Men in Toronto are very judgmental unlike their counterparts in Africa they behave so primitive more than the Monkey who’s in the jungle. African men in Africa enjoy a social life and going out and relaxing that’s why they look younger than ones here. God forbid as a woman you go out two weekends in a row already you are loose girl therefore not wifey or girlfriend material. African men here would prefer if the woman stays home cooks ,cleans and provide sex.. Of course she has to bring the bread too. I had a guy today during our conversation, Tell me I’m going out too much and as a woman I shouldn’t be out so late and women nowadays drink like men! I’ve never been so offended and when you read this I hope you know. First of all this should be directed to someone you with not a single girl. Yes going out all the time is not good and staying out late. BUT WHAT MAKES YOU THINK ITS ALL THE TIME? And have you seen me in a relationship? Do you know what happens when I’m in one? Did it dawn on you that I’m single therefore staying home is quite depressing? You’ve judged me off the two three encounters we’ve had. Have you taken the time to get to know me to see if I’m not a woman of substance? Have you seen me acting inappropriately in front of our peers?

⁂

**Your tasks:**
A - List every question the writer puts to the man in the post about men in Toronto.
B - Go on with the post about men in Toronto, picking up right after its final sentence.
The rows after this point aren't needed for anything here.

(Saved data entries)

⁂

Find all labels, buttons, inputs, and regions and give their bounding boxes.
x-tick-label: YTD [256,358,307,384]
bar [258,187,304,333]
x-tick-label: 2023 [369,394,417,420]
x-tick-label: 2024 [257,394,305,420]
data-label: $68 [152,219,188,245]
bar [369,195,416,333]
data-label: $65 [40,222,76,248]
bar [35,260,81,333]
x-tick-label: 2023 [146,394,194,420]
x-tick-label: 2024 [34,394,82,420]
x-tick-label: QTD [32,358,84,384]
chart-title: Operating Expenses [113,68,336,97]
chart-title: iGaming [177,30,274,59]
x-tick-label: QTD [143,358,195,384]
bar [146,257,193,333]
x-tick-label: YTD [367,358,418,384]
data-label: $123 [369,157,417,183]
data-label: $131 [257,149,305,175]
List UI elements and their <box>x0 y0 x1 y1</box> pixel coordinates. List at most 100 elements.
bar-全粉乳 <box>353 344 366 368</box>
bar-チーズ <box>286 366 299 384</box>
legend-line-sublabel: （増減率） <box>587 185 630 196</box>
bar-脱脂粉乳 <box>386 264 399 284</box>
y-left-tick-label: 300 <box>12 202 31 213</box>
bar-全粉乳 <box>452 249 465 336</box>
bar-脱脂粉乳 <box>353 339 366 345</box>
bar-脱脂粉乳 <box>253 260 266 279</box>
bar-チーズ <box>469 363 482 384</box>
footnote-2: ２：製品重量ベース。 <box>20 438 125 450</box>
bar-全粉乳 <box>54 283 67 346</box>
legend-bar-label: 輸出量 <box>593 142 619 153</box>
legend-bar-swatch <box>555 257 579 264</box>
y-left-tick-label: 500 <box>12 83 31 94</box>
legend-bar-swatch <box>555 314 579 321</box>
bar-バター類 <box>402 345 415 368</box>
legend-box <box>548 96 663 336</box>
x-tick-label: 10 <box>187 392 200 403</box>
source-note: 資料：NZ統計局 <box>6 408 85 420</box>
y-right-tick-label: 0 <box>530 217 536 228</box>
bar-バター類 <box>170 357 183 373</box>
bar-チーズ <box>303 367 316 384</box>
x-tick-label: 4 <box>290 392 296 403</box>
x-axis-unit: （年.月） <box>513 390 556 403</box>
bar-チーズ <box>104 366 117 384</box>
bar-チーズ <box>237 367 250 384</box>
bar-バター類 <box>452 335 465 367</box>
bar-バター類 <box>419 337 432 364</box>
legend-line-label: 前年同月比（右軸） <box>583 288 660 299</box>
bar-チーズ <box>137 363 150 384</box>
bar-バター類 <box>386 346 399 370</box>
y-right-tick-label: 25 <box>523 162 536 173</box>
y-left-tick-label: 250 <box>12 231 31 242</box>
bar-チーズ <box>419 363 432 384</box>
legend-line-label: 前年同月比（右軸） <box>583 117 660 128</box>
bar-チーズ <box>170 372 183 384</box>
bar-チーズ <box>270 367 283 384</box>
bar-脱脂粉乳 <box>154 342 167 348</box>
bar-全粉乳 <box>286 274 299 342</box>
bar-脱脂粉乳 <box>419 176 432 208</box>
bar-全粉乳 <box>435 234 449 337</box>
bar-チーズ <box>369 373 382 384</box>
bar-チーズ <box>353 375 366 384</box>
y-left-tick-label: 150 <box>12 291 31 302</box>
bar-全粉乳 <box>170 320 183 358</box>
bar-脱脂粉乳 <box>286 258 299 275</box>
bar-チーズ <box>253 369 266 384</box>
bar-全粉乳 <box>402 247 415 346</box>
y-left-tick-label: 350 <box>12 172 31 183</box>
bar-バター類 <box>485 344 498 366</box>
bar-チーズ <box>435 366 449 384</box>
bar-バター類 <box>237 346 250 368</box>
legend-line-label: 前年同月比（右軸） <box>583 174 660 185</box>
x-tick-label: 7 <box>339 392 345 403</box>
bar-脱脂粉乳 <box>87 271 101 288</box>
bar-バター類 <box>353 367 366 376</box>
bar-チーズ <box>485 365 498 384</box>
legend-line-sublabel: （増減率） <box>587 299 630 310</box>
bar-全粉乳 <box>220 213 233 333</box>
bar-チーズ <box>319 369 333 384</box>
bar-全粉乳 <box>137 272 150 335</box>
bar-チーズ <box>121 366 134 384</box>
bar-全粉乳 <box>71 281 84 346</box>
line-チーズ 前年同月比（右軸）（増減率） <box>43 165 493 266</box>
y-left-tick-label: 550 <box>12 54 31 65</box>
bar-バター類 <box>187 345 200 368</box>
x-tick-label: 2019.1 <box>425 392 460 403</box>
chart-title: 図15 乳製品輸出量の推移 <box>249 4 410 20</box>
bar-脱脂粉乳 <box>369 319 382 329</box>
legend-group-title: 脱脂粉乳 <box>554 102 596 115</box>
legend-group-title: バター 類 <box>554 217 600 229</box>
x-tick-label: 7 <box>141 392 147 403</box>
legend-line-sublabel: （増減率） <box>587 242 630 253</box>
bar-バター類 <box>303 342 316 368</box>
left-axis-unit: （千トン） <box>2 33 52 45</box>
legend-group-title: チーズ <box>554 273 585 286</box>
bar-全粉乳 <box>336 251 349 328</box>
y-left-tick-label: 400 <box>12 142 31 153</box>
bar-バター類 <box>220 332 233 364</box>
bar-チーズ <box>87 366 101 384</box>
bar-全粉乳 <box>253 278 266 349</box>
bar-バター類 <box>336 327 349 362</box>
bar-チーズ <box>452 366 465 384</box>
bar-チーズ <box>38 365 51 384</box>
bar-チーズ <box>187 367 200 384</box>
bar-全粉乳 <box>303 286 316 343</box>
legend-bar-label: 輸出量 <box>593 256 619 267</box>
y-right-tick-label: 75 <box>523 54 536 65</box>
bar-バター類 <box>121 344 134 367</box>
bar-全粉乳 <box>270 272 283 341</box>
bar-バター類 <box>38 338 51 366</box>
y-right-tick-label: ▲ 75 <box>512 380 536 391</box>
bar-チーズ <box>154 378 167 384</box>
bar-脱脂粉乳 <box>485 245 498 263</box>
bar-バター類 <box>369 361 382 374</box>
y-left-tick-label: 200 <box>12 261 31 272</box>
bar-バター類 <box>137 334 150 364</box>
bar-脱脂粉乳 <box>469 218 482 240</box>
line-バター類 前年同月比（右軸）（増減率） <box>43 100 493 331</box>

⁂

**Answers for this exercise:**
A -
- "BUT WHAT MAKES YOU THINK ITS ALL THE TIME?"
- "And have you seen me in a relationship?"
- "Do you know what happens when I'm in one?"
- "Did it dawn on you that I'm single therefore staying home is quite depressing?"
- "Have you taken the time to get to know me to see if I'm not a woman of substance?"
- "Have you seen me acting inappropriately in front of our peers?"

B -
I could seriously go on and on but I don’t want to bore ya’ll I just don’t get what African men in Toronto expect of us.. Why certain things are ok but others aren’t. Why you get a girl who has the qualities but you never home to see or enjoy those qualities. Why you complain about social me yet your girl is doing 10x more in public than what I do.. Seriously don’t judge a book by its cover because that Stephen King book you love to read the cover might not be what you think on the inside.. And the book you keep throwing away might actually be more entertaining .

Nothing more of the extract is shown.